[Stored entries]

○ ○ ○ ○ ○ ○ ○

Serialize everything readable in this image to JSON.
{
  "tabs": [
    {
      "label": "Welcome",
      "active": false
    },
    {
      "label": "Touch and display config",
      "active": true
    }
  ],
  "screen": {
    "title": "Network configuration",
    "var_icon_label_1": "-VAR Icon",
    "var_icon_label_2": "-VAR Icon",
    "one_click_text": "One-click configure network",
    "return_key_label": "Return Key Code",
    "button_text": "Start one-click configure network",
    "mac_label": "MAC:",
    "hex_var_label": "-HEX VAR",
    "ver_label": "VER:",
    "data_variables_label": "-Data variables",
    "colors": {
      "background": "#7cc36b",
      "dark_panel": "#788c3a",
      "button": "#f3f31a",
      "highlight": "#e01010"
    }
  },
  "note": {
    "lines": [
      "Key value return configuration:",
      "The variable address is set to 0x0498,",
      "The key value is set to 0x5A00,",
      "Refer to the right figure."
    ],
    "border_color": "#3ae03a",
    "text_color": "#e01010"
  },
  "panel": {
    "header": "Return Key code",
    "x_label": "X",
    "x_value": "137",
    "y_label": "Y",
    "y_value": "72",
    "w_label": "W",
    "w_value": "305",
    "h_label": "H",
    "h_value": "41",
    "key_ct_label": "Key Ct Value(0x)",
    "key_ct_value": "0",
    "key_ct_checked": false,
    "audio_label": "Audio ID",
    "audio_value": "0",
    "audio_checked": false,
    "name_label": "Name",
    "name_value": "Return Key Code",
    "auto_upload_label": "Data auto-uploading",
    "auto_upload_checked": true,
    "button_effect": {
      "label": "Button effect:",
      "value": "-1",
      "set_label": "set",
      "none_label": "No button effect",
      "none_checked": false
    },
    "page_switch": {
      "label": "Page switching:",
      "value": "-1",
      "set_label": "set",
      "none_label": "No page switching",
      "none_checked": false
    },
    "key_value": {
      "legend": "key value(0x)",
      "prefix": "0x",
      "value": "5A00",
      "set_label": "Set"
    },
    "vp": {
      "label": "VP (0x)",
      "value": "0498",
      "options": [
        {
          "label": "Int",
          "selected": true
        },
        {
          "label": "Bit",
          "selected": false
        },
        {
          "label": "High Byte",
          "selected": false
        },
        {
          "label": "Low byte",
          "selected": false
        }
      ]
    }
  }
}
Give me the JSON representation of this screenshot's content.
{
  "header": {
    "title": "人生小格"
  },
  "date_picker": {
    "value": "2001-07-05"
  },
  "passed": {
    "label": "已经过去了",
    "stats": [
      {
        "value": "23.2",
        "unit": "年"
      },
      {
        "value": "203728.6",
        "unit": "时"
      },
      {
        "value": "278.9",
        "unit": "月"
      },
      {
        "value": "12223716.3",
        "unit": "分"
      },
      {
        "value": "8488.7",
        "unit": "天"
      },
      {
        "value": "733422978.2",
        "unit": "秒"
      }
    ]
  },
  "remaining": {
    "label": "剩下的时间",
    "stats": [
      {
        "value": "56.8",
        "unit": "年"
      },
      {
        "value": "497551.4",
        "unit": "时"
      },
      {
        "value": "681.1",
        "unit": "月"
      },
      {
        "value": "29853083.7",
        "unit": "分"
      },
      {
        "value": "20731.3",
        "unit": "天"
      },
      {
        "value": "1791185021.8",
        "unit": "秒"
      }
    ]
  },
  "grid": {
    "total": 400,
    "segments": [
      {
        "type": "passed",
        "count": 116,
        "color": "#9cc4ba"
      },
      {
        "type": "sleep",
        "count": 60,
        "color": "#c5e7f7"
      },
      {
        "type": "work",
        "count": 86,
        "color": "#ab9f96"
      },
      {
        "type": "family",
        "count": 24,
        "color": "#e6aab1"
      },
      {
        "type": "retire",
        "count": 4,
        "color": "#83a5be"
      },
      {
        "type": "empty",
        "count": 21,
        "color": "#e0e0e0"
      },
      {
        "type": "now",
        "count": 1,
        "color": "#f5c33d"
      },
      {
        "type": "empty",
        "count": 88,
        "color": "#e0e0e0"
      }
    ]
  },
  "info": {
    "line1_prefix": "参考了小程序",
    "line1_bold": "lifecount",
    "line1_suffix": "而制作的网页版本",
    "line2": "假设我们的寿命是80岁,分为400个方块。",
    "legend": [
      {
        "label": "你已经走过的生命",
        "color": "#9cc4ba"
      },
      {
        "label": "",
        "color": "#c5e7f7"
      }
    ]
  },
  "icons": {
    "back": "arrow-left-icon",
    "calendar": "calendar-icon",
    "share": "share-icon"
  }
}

○ ○ ○ ○ ○ ○ ○

> What this task involves
Copy each line of the data above without altering a single character.

> Exercise solution
Serialize everything readable in this image to JSON.
{
  "tabs": [
    {
      "label": "Welcome",
      "active": false
    },
    {
      "label": "Touch and display config",
      "active": true
    }
  ],
  "screen": {
    "title": "Network configuration",
    "var_icon_label_1": "-VAR Icon",
    "var_icon_label_2": "-VAR Icon",
    "one_click_text": "One-click configure network",
    "return_key_label": "Return Key Code",
    "button_text": "Start one-click configure network",
    "mac_label": "MAC:",
    "hex_var_label": "-HEX VAR",
    "ver_label": "VER:",
    "data_variables_label": "-Data variables",
    "colors": {
      "background": "#7cc36b",
      "dark_panel": "#788c3a",
      "button": "#f3f31a",
      "highlight": "#e01010"
    }
  },
  "note": {
    "lines": [
      "Key value return configuration:",
      "The variable address is set to 0x0498,",
      "The key value is set to 0x5A00,",
      "Refer to the right figure."
    ],
    "border_color": "#3ae03a",
    "text_color": "#e01010"
  },
  "panel": {
    "header": "Return Key code",
    "x_label": "X",
    "x_value": "137",
    "y_label": "Y",
    "y_value": "72",
    "w_label": "W",
    "w_value": "305",
    "h_label": "H",
    "h_value": "41",
    "key_ct_label": "Key Ct Value(0x)",
    "key_ct_value": "0",
    "key_ct_checked": false,
    "audio_label": "Audio ID",
    "audio_value": "0",
    "audio_checked": false,
    "name_label": "Name",
    "name_value": "Return Key Code",
    "auto_upload_label": "Data auto-uploading",
    "auto_upload_checked": true,
    "button_effect": {
      "label": "Button effect:",
      "value": "-1",
      "set_label": "set",
      "none_label": "No button effect",
      "none_checked": false
    },
    "page_switch": {
      "label": "Page switching:",
      "value": "-1",
      "set_label": "set",
      "none_label": "No page switching",
      "none_checked": false
    },
    "key_value": {
      "legend": "key value(0x)",
      "prefix": "0x",
      "value": "5A00",
      "set_label": "Set"
    },
    "vp": {
      "label": "VP (0x)",
      "value": "0498",
      "options": [
        {
          "label": "Int",
          "selected": true
        },
        {
          "label": "Bit",
          "selected": false
        },
        {
          "label": "High Byte",
          "selected": false
        },
        {
          "label": "Low byte",
          "selected": false
        }
      ]
    }
  }
}
Give me the JSON representation of this screenshot's content.
{
  "header": {
    "title": "人生小格"
  },
  "date_picker": {
    "value": "2001-07-05"
  },
  "passed": {
    "label": "已经过去了",
    "stats": [
      {
        "value": "23.2",
        "unit": "年"
      },
      {
        "value": "203728.6",
        "unit": "时"
      },
      {
        "value": "278.9",
        "unit": "月"
      },
      {
        "value": "12223716.3",
        "unit": "分"
      },
      {
        "value": "8488.7",
        "unit": "天"
      },
      {
        "value": "733422978.2",
        "unit": "秒"
      }
    ]
  },
  "remaining": {
    "label": "剩下的时间",
    "stats": [
      {
        "value": "56.8",
        "unit": "年"
      },
      {
        "value": "497551.4",
        "unit": "时"
      },
      {
        "value": "681.1",
        "unit": "月"
      },
      {
        "value": "29853083.7",
        "unit": "分"
      },
      {
        "value": "20731.3",
        "unit": "天"
      },
      {
        "value": "1791185021.8",
        "unit": "秒"
      }
    ]
  },
  "grid": {
    "total": 400,
    "segments": [
      {
        "type": "passed",
        "count": 116,
        "color": "#9cc4ba"
      },
      {
        "type": "sleep",
        "count": 60,
        "color": "#c5e7f7"
      },
      {
        "type": "work",
        "count": 86,
        "color": "#ab9f96"
      },
      {
        "type": "family",
        "count": 24,
        "color": "#e6aab1"
      },
      {
        "type": "retire",
        "count": 4,
        "color": "#83a5be"
      },
      {
        "type": "empty",
        "count": 21,
        "color": "#e0e0e0"
      },
      {
        "type": "now",
        "count": 1,
        "color": "#f5c33d"
      },
      {
        "type": "empty",
        "count": 88,
        "color": "#e0e0e0"
      }
    ]
  },
  "info": {
    "line1_prefix": "参考了小程序",
    "line1_bold": "lifecount",
    "line1_suffix": "而制作的网页版本",
    "line2": "假设我们的寿命是80岁,分为400个方块。",
    "legend": [
      {
        "label": "你已经走过的生命",
        "color": "#9cc4ba"
      },
      {
        "label": "",
        "color": "#c5e7f7"
      }
    ]
  },
  "icons": {
    "back": "arrow-left-icon",
    "calendar": "calendar-icon",
    "share": "share-icon"
  }
}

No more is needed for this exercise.